Sia fatta la volontà di Allah». Così reagivano
i miliziani di Hamas alle suppliche
dei civili palestinesi di non usare le loro
case come postazioni durante la terribile
offensiva israeliana nella Striscia di
Gaza dal 27 dicembre al 18 gennaio.
Ora che i riflettori internazionali si sono
spenti, Panorama è andato a vedere cosa
succede a Gaza. E ha scoperto l’altra faccia
della guerra, altrettanto sporca, che non
ci è stata raccontata: interi palazzi presi in
ostaggio, la popolazione utilizzata come
scudo umano e, per i dissidenti, ancora oggi
il rischio di beccarsi un proiettile in
quanto «collaborazionisti».
Pericolo tutt’altro che teorico: dalla fine
di dicembre 181 palestinesi sono stati
sommariamente giustiziati, gambizzati o torturati perché contrari a Hamas.
Ma non è finita: oggi il movimento islamico
che governa Gaza con Corano e moschetto
vuole controllare tutto, compresi
gli aiuti e la ricostruzione.
Il palazzo Andalous, nel quartiere al-Karama
di Gaza City, è ridotto a uno scheletro
di cemento. Gli israeliani hanno pestato
duro e a questa coppia di palestinesi
di mezza età non resta che raccogliere i
cocci di un appartamento ancora da pagare.
Ci accompagnano su quel che resta delle
scale interne, a patto che Panorama usi
solo i soprannomi di famiglia. «Sapevamo
che andava a finire così. Fin dai primi giorni
dell’attacco i muqawemeen (i partigiani
della “resistenza” palestinese, nda) si erano
piazzati al dodicesimo e al tredicesimo
piano, con i cecchini. Ogni tanto cercavano
invano di sparare a uno di quegli aerei
senza pilota che usano gli israeliani» racconta
Abu Mohammed, scuotendo il capo.
Nel palazzo, non ancora finito, vivevano
22 famiglie: oltre 120 civili, compresi
donne e bambini. Gli israeliani hanno
cominciato a telefonare sui cellulari degli
inquilini intimando l’evacuazione. Poi,
ai miliziani è arrivato un messaggio più
esplicito: un caccia ha sganciato una bomba
nel cortile deserto dall’altra parte della
strada, senza fare vittime, ma aprendo
un cratere enorme. «Una delegazione di
capifamiglia ha scongiurato i miliziani di
andarsene» riprende l’inquilino. «La risposta
è stata: “Morirete
con noi o sopravviveremo
assieme”».
Il 13 gennaio gli
F16 israeliani hanno
centrato il palazzo alle
9 e mezzo di sera. «Di notte andavamo a
dormire da parenti: ci siamo salvati, ma
non abbiamo più la casa e dobbiamo pagare
ancora 9 anni di mutuo» si dispera
Om Mohammed, un velo sul capo. La
Banca islamica non concede deroghe.

Righe di dati:
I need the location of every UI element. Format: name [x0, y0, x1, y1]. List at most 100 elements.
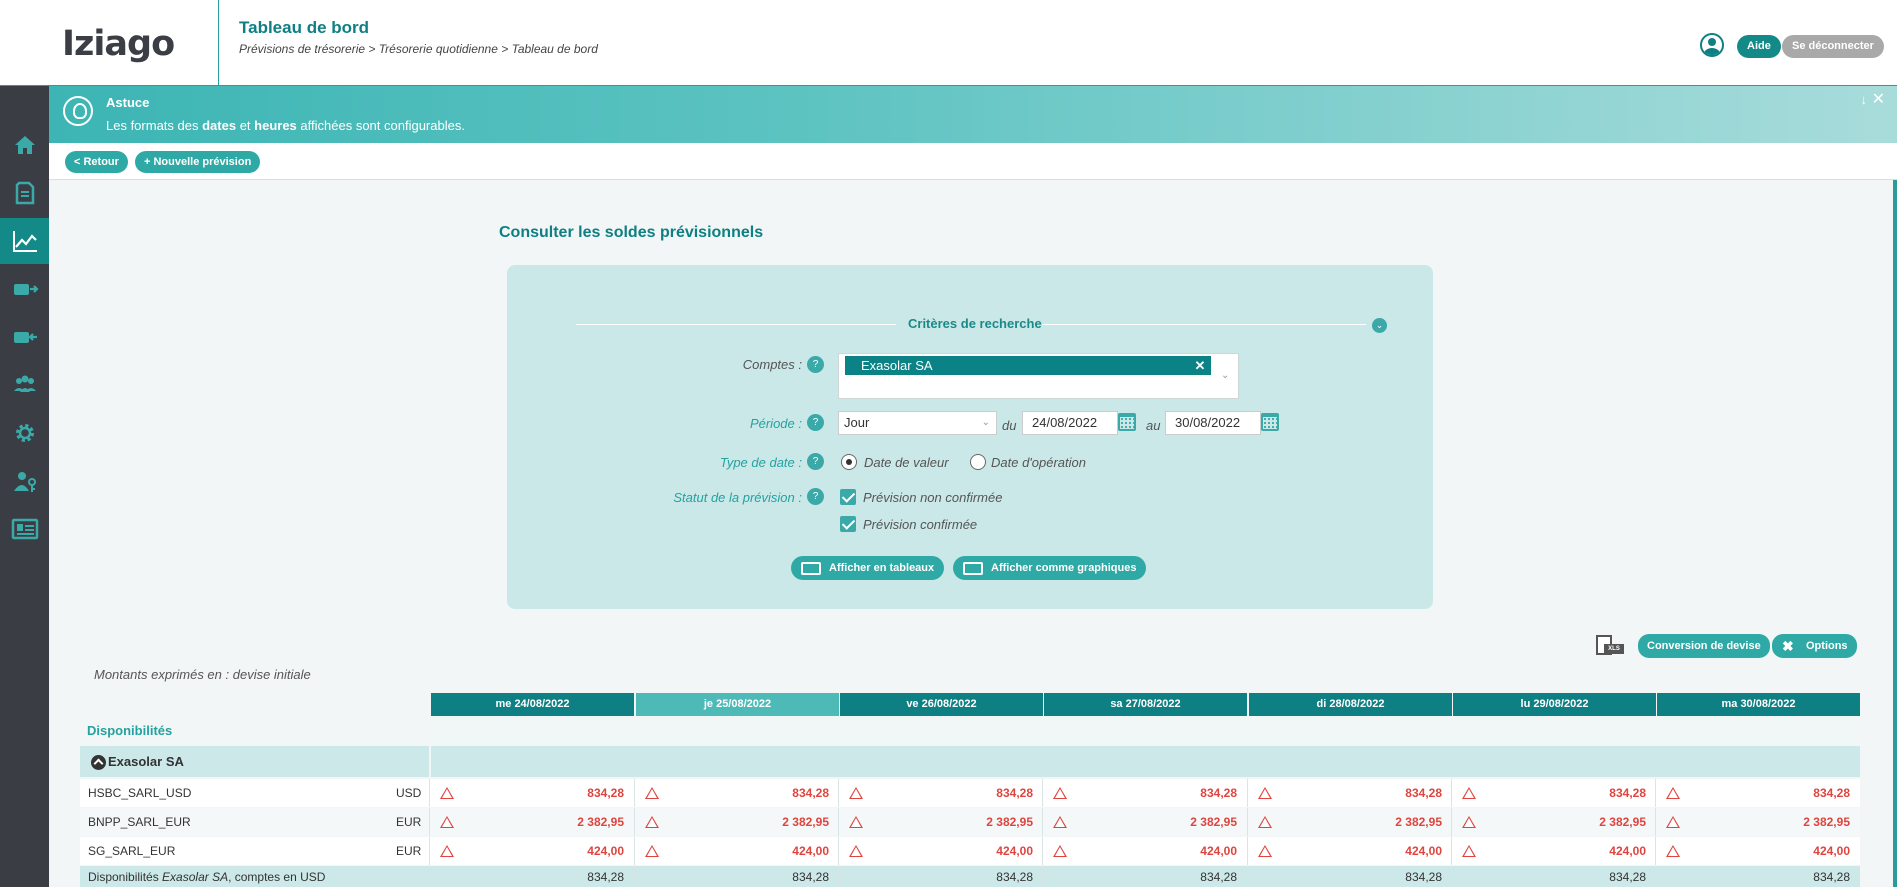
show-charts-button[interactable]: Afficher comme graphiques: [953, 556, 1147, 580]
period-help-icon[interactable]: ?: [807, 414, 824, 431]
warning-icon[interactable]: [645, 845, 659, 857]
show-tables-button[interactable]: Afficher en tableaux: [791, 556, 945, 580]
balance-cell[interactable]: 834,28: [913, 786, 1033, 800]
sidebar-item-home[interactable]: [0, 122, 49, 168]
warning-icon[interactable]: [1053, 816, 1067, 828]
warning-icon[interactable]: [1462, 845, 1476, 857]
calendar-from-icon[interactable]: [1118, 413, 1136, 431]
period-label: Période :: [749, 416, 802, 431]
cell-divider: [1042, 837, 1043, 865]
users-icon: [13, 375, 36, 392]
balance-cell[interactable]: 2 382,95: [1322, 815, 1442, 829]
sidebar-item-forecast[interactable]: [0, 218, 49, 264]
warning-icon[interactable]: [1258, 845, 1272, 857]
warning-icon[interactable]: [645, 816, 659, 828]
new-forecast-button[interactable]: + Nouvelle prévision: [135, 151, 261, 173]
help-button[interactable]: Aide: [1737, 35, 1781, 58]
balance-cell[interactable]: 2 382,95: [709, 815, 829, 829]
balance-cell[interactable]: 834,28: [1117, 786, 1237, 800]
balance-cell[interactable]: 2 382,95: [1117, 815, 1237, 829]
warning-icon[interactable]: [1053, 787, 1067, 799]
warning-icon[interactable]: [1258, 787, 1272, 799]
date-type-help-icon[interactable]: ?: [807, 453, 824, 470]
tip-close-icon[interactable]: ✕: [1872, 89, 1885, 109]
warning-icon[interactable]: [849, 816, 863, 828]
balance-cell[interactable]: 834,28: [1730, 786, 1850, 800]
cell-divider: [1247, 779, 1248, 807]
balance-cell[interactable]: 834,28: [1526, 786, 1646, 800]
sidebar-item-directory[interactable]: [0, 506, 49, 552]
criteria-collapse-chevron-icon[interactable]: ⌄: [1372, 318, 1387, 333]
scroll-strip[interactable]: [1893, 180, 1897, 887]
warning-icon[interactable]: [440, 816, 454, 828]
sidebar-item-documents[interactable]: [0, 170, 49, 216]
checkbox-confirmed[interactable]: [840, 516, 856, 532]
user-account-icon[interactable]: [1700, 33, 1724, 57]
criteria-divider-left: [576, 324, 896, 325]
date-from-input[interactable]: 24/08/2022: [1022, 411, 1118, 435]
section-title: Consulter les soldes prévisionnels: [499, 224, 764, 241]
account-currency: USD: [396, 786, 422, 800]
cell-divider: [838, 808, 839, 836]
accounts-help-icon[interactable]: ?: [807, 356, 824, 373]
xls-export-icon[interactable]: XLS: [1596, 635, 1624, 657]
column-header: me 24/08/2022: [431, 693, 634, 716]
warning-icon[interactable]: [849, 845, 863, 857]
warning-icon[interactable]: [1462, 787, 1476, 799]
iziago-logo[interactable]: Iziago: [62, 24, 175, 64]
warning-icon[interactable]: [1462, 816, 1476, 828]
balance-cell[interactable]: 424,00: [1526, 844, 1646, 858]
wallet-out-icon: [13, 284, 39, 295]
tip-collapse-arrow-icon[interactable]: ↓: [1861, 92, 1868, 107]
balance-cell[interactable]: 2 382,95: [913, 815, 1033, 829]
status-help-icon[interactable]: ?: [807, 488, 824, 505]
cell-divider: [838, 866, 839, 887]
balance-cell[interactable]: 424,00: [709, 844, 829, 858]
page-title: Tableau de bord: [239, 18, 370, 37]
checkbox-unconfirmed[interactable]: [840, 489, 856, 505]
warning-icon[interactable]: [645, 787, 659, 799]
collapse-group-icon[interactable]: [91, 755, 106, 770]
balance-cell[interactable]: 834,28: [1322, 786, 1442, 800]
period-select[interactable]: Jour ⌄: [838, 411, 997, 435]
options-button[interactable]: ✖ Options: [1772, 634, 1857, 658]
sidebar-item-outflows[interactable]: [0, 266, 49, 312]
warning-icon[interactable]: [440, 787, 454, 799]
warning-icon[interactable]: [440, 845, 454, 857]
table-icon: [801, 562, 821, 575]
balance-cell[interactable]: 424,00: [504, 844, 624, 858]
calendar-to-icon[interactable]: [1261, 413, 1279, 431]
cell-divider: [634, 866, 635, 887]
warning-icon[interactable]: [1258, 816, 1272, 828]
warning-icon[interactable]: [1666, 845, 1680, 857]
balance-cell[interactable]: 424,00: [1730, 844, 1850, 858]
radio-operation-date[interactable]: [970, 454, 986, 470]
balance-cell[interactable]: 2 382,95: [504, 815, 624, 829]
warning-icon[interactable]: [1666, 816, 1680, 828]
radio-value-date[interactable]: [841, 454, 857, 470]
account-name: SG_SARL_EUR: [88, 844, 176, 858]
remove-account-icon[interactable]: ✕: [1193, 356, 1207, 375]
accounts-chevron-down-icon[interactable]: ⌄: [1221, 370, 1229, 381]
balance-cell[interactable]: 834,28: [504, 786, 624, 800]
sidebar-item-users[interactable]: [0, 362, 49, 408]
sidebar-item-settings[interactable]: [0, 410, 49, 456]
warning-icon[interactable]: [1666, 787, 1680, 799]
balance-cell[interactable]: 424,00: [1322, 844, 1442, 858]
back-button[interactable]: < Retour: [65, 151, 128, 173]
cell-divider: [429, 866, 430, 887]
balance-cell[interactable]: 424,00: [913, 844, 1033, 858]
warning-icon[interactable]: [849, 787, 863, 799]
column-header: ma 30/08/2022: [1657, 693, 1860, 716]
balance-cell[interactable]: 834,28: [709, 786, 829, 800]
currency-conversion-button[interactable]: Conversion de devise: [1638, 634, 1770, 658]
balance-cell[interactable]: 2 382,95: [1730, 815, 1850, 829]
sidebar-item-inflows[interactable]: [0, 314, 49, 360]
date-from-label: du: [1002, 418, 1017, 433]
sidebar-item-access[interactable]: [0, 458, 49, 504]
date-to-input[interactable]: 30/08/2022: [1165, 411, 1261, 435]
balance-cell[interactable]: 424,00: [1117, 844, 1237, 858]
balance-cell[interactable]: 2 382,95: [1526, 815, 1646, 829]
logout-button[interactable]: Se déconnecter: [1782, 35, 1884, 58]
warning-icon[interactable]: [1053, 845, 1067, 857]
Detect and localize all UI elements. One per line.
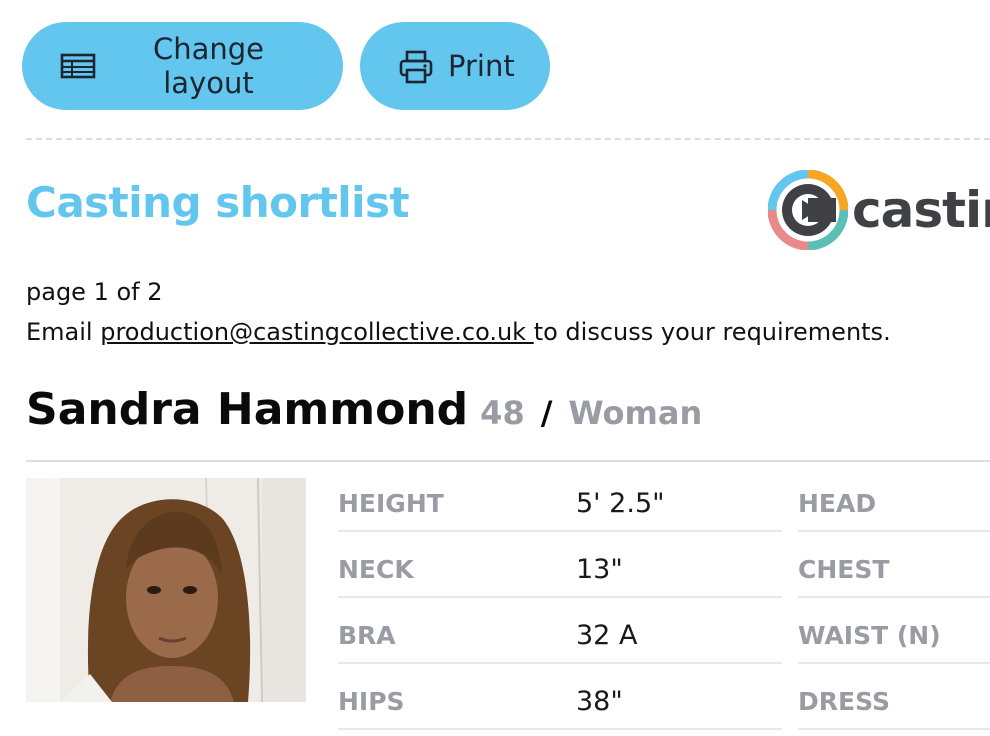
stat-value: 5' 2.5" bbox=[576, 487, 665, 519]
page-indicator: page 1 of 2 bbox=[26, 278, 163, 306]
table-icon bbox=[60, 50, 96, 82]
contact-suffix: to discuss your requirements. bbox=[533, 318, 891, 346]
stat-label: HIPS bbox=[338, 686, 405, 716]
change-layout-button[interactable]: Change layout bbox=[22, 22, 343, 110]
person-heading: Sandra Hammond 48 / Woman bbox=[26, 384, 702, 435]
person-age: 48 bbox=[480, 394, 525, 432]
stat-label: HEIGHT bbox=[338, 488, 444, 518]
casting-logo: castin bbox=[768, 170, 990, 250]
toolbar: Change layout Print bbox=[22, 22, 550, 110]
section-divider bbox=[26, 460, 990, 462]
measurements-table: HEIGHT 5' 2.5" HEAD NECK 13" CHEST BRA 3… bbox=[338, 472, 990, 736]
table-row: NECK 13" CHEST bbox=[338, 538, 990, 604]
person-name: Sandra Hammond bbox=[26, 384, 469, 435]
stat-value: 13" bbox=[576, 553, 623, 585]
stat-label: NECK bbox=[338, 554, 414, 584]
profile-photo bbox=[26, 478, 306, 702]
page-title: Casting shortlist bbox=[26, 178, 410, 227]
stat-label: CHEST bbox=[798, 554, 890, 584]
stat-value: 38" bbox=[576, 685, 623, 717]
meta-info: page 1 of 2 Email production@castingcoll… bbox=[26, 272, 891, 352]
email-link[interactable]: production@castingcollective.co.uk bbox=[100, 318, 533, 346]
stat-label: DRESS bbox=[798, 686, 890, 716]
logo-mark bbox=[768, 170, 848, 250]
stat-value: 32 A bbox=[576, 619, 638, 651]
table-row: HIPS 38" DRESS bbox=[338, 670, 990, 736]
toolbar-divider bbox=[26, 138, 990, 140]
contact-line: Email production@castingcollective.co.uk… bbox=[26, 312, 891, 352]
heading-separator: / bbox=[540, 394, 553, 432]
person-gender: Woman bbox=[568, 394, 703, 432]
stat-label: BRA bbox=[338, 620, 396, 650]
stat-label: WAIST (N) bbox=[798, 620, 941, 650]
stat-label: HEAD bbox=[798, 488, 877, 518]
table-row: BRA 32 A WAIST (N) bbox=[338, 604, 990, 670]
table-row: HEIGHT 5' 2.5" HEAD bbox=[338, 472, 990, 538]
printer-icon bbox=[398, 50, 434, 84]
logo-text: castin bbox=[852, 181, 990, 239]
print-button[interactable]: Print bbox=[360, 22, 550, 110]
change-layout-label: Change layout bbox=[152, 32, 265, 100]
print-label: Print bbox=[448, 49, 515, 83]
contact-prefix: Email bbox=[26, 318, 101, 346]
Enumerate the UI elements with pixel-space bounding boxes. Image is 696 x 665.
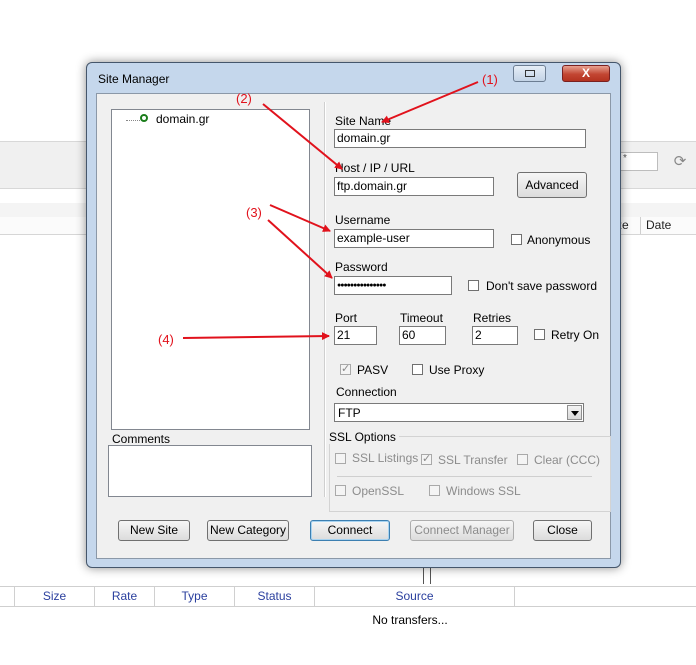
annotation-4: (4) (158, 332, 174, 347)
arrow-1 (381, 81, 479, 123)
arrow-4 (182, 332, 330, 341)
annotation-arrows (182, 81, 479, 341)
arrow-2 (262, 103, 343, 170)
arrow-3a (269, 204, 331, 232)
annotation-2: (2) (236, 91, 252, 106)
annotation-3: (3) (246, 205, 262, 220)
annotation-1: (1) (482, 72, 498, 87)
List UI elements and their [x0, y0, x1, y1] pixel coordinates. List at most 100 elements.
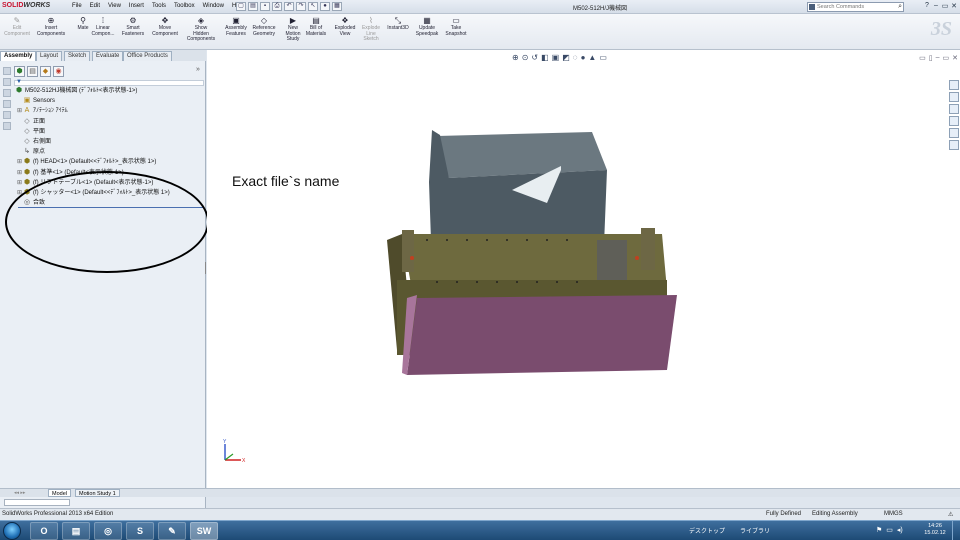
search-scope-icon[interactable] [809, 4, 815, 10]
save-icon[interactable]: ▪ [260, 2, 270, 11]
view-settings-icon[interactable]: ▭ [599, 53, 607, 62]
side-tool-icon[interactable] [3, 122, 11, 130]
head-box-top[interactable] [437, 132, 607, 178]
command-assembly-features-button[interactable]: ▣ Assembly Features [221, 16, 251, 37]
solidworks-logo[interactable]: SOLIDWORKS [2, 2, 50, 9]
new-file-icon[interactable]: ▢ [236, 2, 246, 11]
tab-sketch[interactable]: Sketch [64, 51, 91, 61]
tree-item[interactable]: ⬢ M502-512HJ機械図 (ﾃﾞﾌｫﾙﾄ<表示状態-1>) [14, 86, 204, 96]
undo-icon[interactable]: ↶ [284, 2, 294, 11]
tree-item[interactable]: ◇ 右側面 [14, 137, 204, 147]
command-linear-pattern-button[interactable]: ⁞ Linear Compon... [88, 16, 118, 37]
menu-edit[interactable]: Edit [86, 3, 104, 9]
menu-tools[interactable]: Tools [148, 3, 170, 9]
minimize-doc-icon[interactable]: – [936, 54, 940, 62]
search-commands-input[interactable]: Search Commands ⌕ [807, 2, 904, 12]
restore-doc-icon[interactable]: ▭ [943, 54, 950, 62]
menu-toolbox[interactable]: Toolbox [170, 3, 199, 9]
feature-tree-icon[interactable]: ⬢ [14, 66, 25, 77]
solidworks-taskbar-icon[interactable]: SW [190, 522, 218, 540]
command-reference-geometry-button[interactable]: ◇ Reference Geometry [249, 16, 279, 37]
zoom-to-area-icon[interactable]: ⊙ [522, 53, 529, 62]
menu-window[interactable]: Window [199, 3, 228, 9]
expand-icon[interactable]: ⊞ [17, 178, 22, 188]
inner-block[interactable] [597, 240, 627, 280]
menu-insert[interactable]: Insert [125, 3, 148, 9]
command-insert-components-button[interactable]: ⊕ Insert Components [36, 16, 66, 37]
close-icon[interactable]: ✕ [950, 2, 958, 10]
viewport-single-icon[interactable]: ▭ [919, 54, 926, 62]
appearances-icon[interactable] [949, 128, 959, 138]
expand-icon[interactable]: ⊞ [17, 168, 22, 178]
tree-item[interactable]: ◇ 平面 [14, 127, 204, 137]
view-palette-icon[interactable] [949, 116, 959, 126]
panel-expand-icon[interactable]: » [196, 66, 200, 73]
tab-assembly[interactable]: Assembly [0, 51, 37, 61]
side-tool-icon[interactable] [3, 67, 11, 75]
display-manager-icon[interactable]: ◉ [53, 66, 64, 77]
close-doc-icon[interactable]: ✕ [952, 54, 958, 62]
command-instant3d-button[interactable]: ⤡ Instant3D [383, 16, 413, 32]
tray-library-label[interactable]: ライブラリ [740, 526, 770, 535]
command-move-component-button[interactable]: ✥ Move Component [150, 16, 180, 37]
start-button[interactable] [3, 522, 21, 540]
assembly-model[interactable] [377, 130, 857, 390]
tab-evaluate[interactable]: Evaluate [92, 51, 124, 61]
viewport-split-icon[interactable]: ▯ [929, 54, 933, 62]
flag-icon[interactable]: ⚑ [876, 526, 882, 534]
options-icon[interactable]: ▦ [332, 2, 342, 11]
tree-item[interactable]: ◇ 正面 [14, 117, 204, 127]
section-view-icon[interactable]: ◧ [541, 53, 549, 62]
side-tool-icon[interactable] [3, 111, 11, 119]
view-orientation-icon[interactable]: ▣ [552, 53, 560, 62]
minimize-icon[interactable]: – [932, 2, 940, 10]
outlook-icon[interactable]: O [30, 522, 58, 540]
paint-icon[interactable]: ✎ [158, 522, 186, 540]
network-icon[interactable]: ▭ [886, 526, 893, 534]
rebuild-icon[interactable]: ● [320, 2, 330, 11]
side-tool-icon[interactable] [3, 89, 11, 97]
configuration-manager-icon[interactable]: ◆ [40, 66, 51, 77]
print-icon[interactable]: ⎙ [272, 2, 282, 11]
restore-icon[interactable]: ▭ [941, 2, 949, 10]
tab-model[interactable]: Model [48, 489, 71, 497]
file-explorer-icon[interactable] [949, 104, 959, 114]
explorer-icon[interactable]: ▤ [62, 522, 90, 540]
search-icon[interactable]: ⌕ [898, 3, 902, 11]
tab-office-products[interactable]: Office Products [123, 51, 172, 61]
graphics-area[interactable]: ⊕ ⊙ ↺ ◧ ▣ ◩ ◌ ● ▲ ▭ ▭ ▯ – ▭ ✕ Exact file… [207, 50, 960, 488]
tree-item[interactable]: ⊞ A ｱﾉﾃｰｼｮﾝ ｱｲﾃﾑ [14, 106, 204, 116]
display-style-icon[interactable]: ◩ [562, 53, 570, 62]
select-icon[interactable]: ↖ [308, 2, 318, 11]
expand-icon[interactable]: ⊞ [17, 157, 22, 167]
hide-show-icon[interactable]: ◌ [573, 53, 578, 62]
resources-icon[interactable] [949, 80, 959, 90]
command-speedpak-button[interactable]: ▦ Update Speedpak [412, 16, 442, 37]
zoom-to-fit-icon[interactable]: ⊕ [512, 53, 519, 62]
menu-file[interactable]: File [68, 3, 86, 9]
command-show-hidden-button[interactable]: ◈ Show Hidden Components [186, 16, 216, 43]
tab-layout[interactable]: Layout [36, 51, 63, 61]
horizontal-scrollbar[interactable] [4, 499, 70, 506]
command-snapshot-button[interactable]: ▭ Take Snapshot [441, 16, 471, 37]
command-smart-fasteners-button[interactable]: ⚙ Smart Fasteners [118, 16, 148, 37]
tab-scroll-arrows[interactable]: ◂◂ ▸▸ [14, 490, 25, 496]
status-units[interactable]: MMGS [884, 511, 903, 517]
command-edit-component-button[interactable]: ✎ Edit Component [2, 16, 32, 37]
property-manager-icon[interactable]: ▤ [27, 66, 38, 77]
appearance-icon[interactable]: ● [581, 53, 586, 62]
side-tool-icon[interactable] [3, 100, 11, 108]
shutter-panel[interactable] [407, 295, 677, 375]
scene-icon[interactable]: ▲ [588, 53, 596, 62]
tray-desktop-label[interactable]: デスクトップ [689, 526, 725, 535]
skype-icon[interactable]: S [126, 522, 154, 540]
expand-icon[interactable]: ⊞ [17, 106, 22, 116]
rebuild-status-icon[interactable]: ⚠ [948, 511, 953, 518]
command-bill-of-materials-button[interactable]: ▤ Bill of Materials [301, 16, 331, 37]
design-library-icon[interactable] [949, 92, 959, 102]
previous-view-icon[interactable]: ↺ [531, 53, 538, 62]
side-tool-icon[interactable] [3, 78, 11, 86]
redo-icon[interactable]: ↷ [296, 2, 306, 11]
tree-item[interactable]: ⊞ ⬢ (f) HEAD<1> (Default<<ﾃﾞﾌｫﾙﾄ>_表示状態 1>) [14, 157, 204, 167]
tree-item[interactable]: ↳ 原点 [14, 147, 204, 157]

Istruzioni:
A – Secondo il testo del documento, quante famiglie vivevano nel palazzo Andalous?
B – Riporta il passo del testo del documento che comincia con "Il 13 gennaio" e termina con "non concede deroghe.", scrivendo "finanziamento" al posto di "mutuo".

Risposte:
A – 22 famiglie, cioè oltre 120 civili.

B –
Il 13 gennaio gli
F16 israeliani hanno
centrato il palazzo alle
9 e mezzo di sera. «Di notte andavamo a
dormire da parenti: ci siamo salvati, ma
non abbiamo più la casa e dobbiamo pagare
ancora 9 anni di finanziamento» si dispera
Om Mohammed, un velo sul capo. La
Banca islamica non concede deroghe.